**MATERIAL FOR THIS EXERCISE**
☆ ☆ ☆ ☆ ☆
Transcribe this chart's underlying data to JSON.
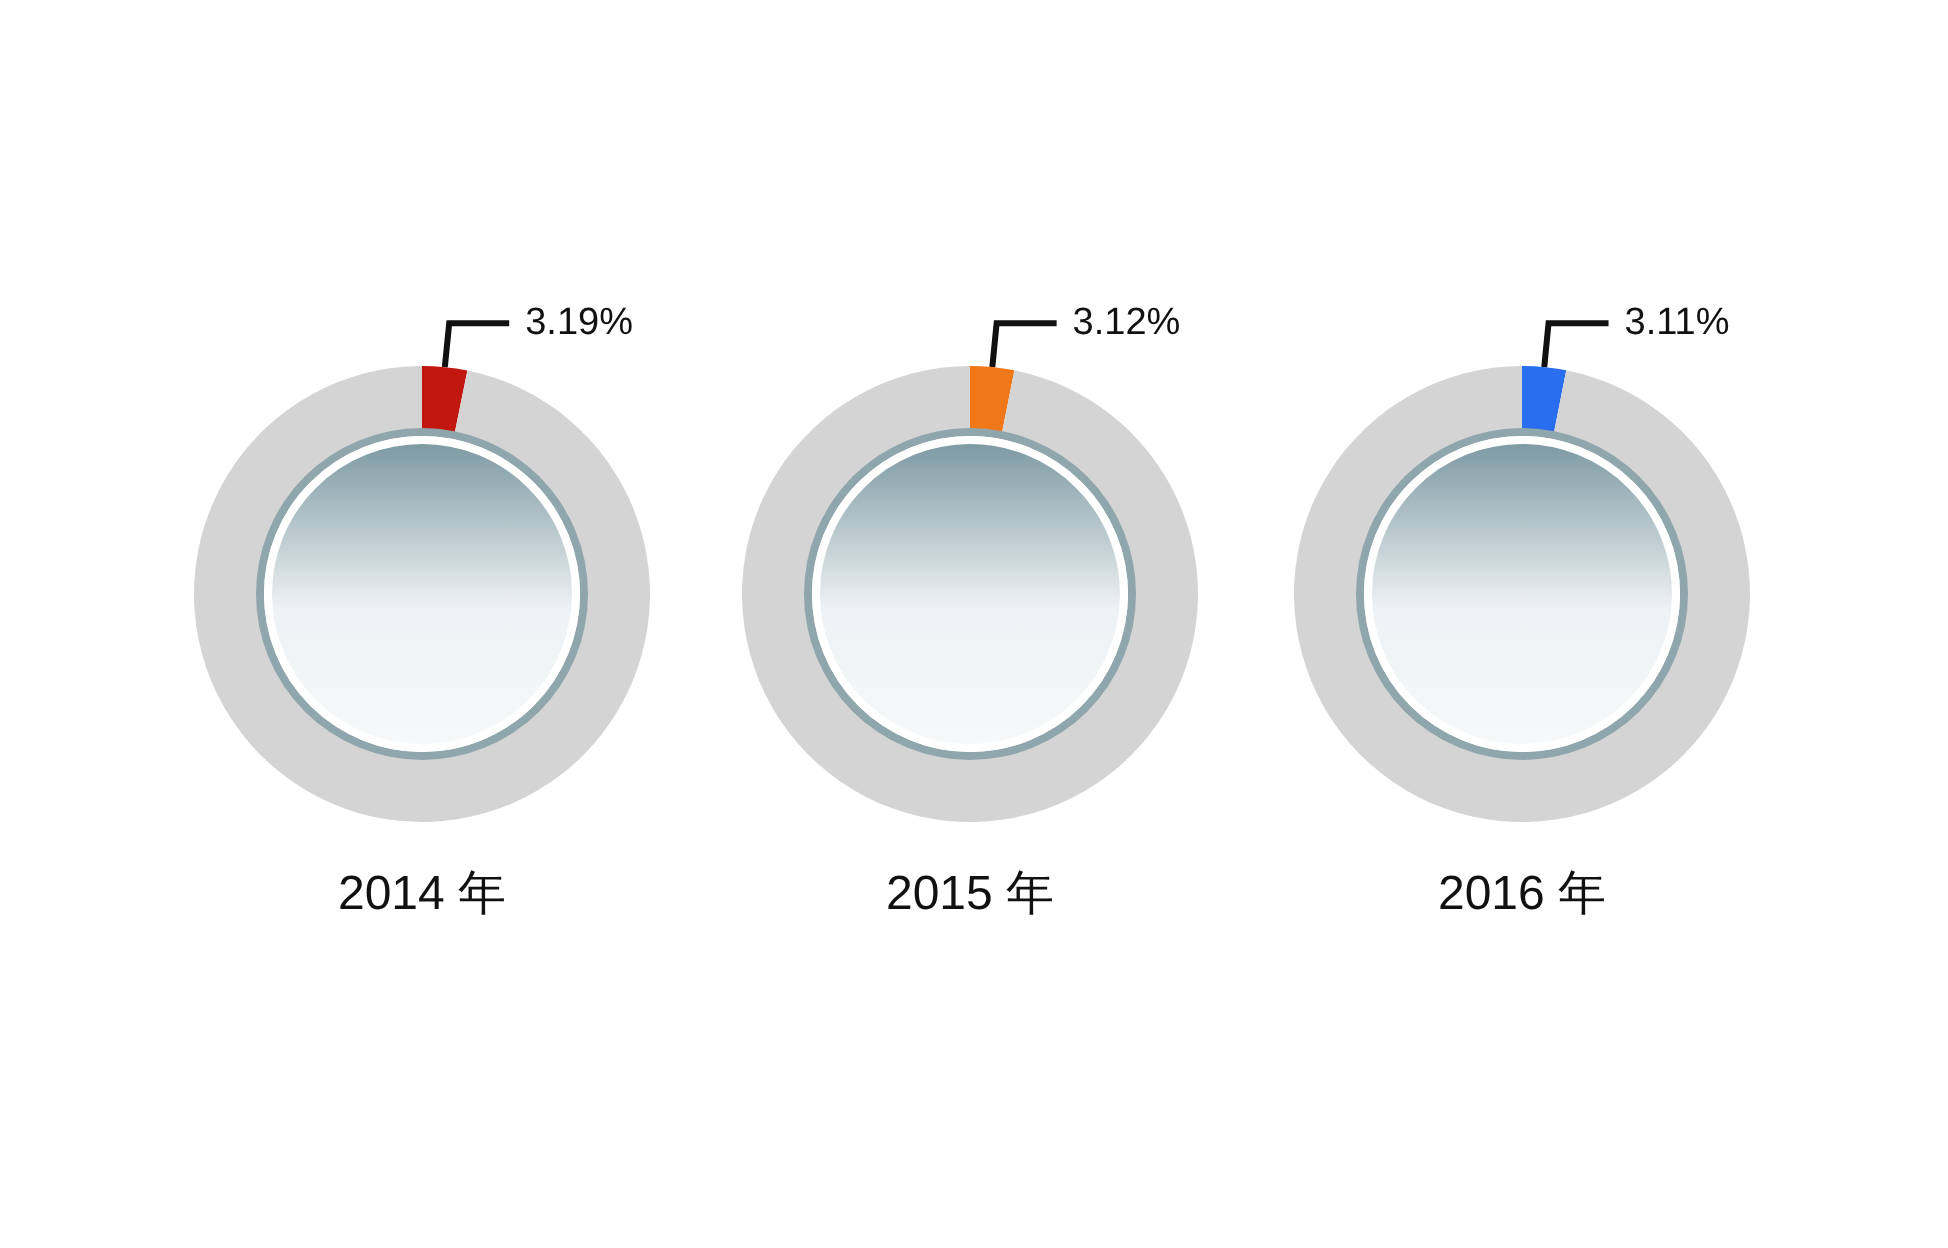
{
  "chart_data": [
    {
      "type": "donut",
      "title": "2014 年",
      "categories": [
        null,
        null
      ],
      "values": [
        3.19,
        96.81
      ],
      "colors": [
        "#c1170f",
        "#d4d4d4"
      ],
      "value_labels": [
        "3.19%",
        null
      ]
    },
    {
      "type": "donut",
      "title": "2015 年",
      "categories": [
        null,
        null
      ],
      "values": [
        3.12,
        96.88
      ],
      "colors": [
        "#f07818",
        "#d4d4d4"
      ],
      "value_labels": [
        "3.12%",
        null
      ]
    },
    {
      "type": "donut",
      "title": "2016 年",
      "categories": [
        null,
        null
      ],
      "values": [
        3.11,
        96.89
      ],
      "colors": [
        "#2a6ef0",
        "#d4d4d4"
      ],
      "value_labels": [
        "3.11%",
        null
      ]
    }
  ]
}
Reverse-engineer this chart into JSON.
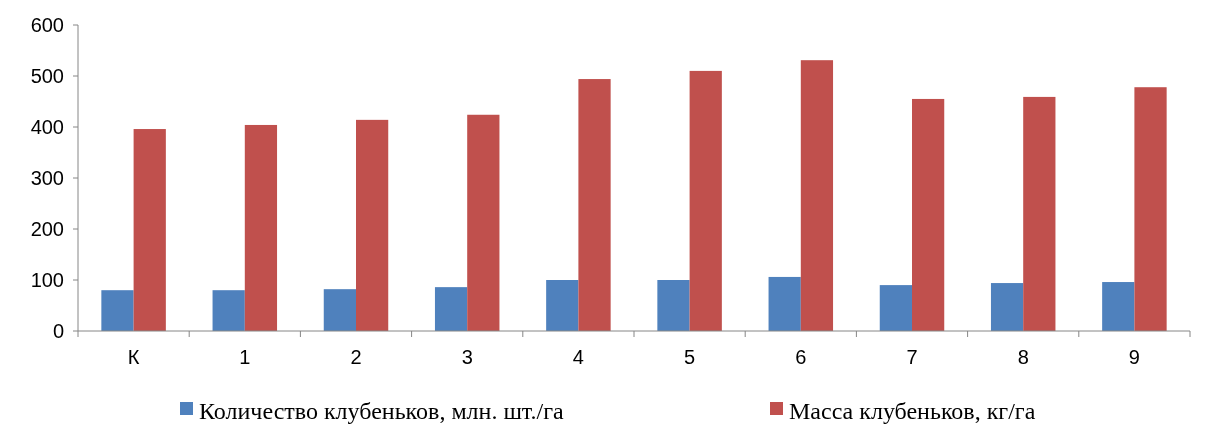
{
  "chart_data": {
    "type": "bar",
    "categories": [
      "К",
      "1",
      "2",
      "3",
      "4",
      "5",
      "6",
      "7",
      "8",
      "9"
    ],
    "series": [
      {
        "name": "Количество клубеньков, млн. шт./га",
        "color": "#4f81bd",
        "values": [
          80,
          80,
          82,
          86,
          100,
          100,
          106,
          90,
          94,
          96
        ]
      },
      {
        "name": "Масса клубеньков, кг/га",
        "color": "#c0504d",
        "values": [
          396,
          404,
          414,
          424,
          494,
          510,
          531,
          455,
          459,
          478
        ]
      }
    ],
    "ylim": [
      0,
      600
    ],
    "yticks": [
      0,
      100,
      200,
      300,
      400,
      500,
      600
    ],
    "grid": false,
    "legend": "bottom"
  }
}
☆ ☆ ☆ ☆ ☆
Skipping the pictures, transcribe each line above exactly as it appears.

**REPLY TO THE TASK**
Transcribe this chart's underlying data to JSON.
{
  "chart_data": [
    {
      "type": "donut",
      "title": "2014 年",
      "categories": [
        null,
        null
      ],
      "values": [
        3.19,
        96.81
      ],
      "colors": [
        "#c1170f",
        "#d4d4d4"
      ],
      "value_labels": [
        "3.19%",
        null
      ]
    },
    {
      "type": "donut",
      "title": "2015 年",
      "categories": [
        null,
        null
      ],
      "values": [
        3.12,
        96.88
      ],
      "colors": [
        "#f07818",
        "#d4d4d4"
      ],
      "value_labels": [
        "3.12%",
        null
      ]
    },
    {
      "type": "donut",
      "title": "2016 年",
      "categories": [
        null,
        null
      ],
      "values": [
        3.11,
        96.89
      ],
      "colors": [
        "#2a6ef0",
        "#d4d4d4"
      ],
      "value_labels": [
        "3.11%",
        null
      ]
    }
  ]
}
Reverse-engineer this chart into JSON.
{
  "chart_data": {
    "type": "bar",
    "categories": [
      "К",
      "1",
      "2",
      "3",
      "4",
      "5",
      "6",
      "7",
      "8",
      "9"
    ],
    "series": [
      {
        "name": "Количество клубеньков, млн. шт./га",
        "color": "#4f81bd",
        "values": [
          80,
          80,
          82,
          86,
          100,
          100,
          106,
          90,
          94,
          96
        ]
      },
      {
        "name": "Масса клубеньков, кг/га",
        "color": "#c0504d",
        "values": [
          396,
          404,
          414,
          424,
          494,
          510,
          531,
          455,
          459,
          478
        ]
      }
    ],
    "ylim": [
      0,
      600
    ],
    "yticks": [
      0,
      100,
      200,
      300,
      400,
      500,
      600
    ],
    "grid": false,
    "legend": "bottom"
  }
}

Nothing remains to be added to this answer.